• WRITTEN REQUEST:
Write out all of the lines below, exactly and completely.

..............................

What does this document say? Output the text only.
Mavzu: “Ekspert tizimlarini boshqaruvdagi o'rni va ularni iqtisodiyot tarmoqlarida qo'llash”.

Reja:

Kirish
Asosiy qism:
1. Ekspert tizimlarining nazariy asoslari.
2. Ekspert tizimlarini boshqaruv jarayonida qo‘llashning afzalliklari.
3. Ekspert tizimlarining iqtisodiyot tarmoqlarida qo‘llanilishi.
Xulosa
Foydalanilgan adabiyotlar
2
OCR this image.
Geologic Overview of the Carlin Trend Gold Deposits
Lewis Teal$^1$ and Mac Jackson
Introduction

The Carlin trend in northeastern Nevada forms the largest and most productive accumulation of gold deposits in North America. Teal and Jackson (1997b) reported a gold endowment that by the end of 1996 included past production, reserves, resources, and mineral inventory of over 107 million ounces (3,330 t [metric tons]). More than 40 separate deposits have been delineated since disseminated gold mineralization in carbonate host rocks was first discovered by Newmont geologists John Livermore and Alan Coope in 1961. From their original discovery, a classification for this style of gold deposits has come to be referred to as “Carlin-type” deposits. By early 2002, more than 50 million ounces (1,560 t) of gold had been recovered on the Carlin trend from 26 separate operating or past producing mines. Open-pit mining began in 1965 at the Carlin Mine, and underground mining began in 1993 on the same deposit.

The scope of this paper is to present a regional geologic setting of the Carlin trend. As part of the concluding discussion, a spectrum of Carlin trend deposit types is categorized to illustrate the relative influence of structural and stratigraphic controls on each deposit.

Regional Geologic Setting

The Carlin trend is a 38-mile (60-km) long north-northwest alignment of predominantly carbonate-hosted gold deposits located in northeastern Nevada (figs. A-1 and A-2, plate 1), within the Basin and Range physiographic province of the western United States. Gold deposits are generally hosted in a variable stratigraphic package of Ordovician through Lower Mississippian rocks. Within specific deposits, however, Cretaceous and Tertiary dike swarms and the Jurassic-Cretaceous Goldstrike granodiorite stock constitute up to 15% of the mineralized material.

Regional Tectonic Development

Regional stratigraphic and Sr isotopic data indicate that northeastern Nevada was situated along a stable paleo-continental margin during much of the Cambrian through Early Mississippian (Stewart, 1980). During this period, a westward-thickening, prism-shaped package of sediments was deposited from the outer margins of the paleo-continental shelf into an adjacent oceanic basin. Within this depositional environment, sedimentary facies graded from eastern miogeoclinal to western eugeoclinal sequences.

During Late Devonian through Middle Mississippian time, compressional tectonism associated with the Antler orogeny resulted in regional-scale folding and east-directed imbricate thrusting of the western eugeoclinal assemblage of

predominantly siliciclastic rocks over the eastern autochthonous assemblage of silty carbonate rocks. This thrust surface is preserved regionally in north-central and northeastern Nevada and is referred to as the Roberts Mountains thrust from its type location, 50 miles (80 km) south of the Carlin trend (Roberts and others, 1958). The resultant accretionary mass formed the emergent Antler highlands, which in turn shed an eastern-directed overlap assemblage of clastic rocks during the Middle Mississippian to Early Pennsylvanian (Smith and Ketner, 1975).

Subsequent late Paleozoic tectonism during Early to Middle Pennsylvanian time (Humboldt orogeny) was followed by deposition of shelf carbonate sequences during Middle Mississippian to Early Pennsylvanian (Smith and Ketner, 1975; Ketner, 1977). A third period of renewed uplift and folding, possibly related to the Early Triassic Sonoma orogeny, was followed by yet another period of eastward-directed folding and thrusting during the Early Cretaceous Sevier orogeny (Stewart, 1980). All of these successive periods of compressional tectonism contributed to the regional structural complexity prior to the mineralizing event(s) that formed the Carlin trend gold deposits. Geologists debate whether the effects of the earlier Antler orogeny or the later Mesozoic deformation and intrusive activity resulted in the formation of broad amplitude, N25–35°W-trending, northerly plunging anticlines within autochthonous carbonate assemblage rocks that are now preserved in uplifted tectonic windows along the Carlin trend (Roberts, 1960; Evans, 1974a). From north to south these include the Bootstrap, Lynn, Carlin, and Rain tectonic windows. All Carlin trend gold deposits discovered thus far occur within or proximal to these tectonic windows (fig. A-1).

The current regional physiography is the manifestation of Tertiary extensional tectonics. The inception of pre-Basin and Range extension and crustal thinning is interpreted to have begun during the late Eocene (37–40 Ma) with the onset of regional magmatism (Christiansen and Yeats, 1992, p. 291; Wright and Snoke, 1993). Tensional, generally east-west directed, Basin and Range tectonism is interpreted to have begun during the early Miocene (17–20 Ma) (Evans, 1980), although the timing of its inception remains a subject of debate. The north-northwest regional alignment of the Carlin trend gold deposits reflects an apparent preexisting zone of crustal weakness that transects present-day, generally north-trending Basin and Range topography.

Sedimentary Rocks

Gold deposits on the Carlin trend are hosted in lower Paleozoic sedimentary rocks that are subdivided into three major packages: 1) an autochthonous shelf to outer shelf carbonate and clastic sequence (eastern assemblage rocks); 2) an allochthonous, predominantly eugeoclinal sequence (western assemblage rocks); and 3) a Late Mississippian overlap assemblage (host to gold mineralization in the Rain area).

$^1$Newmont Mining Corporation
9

..............................

• THE ANSWER:
What does this document say? Output the text only.
Mavzu: “Ekspert tizimlarini boshqaruvdagi o'rni va ularni iqtisodiyot tarmoqlarida qo'llash”.

Reja:

Kirish
Asosiy qism:
1. Ekspert tizimlarining nazariy asoslari.
2. Ekspert tizimlarini boshqaruv jarayonida qo‘llashning afzalliklari.
3. Ekspert tizimlarining iqtisodiyot tarmoqlarida qo‘llanilishi.
Xulosa
Foydalanilgan adabiyotlar
2
OCR this image.
Geologic Overview of the Carlin Trend Gold Deposits
Lewis Teal$^1$ and Mac Jackson
Introduction

The Carlin trend in northeastern Nevada forms the largest and most productive accumulation of gold deposits in North America. Teal and Jackson (1997b) reported a gold endowment that by the end of 1996 included past production, reserves, resources, and mineral inventory of over 107 million ounces (3,330 t [metric tons]). More than 40 separate deposits have been delineated since disseminated gold mineralization in carbonate host rocks was first discovered by Newmont geologists John Livermore and Alan Coope in 1961. From their original discovery, a classification for this style of gold deposits has come to be referred to as “Carlin-type” deposits. By early 2002, more than 50 million ounces (1,560 t) of gold had been recovered on the Carlin trend from 26 separate operating or past producing mines. Open-pit mining began in 1965 at the Carlin Mine, and underground mining began in 1993 on the same deposit.

The scope of this paper is to present a regional geologic setting of the Carlin trend. As part of the concluding discussion, a spectrum of Carlin trend deposit types is categorized to illustrate the relative influence of structural and stratigraphic controls on each deposit.

Regional Geologic Setting

The Carlin trend is a 38-mile (60-km) long north-northwest alignment of predominantly carbonate-hosted gold deposits located in northeastern Nevada (figs. A-1 and A-2, plate 1), within the Basin and Range physiographic province of the western United States. Gold deposits are generally hosted in a variable stratigraphic package of Ordovician through Lower Mississippian rocks. Within specific deposits, however, Cretaceous and Tertiary dike swarms and the Jurassic-Cretaceous Goldstrike granodiorite stock constitute up to 15% of the mineralized material.

Regional Tectonic Development

Regional stratigraphic and Sr isotopic data indicate that northeastern Nevada was situated along a stable paleo-continental margin during much of the Cambrian through Early Mississippian (Stewart, 1980). During this period, a westward-thickening, prism-shaped package of sediments was deposited from the outer margins of the paleo-continental shelf into an adjacent oceanic basin. Within this depositional environment, sedimentary facies graded from eastern miogeoclinal to western eugeoclinal sequences.

During Late Devonian through Middle Mississippian time, compressional tectonism associated with the Antler orogeny resulted in regional-scale folding and east-directed imbricate thrusting of the western eugeoclinal assemblage of

predominantly siliciclastic rocks over the eastern autochthonous assemblage of silty carbonate rocks. This thrust surface is preserved regionally in north-central and northeastern Nevada and is referred to as the Roberts Mountains thrust from its type location, 50 miles (80 km) south of the Carlin trend (Roberts and others, 1958). The resultant accretionary mass formed the emergent Antler highlands, which in turn shed an eastern-directed overlap assemblage of clastic rocks during the Middle Mississippian to Early Pennsylvanian (Smith and Ketner, 1975).

Subsequent late Paleozoic tectonism during Early to Middle Pennsylvanian time (Humboldt orogeny) was followed by deposition of shelf carbonate sequences during Middle Mississippian to Early Pennsylvanian (Smith and Ketner, 1975; Ketner, 1977). A third period of renewed uplift and folding, possibly related to the Early Triassic Sonoma orogeny, was followed by yet another period of eastward-directed folding and thrusting during the Early Cretaceous Sevier orogeny (Stewart, 1980). All of these successive periods of compressional tectonism contributed to the regional structural complexity prior to the mineralizing event(s) that formed the Carlin trend gold deposits. Geologists debate whether the effects of the earlier Antler orogeny or the later Mesozoic deformation and intrusive activity resulted in the formation of broad amplitude, N25–35°W-trending, northerly plunging anticlines within autochthonous carbonate assemblage rocks that are now preserved in uplifted tectonic windows along the Carlin trend (Roberts, 1960; Evans, 1974a). From north to south these include the Bootstrap, Lynn, Carlin, and Rain tectonic windows. All Carlin trend gold deposits discovered thus far occur within or proximal to these tectonic windows (fig. A-1).

The current regional physiography is the manifestation of Tertiary extensional tectonics. The inception of pre-Basin and Range extension and crustal thinning is interpreted to have begun during the late Eocene (37–40 Ma) with the onset of regional magmatism (Christiansen and Yeats, 1992, p. 291; Wright and Snoke, 1993). Tensional, generally east-west directed, Basin and Range tectonism is interpreted to have begun during the early Miocene (17–20 Ma) (Evans, 1980), although the timing of its inception remains a subject of debate. The north-northwest regional alignment of the Carlin trend gold deposits reflects an apparent preexisting zone of crustal weakness that transects present-day, generally north-trending Basin and Range topography.

Sedimentary Rocks

Gold deposits on the Carlin trend are hosted in lower Paleozoic sedimentary rocks that are subdivided into three major packages: 1) an autochthonous shelf to outer shelf carbonate and clastic sequence (eastern assemblage rocks); 2) an allochthonous, predominantly eugeoclinal sequence (western assemblage rocks); and 3) a Late Mississippian overlap assemblage (host to gold mineralization in the Rain area).

$^1$Newmont Mining Corporation
9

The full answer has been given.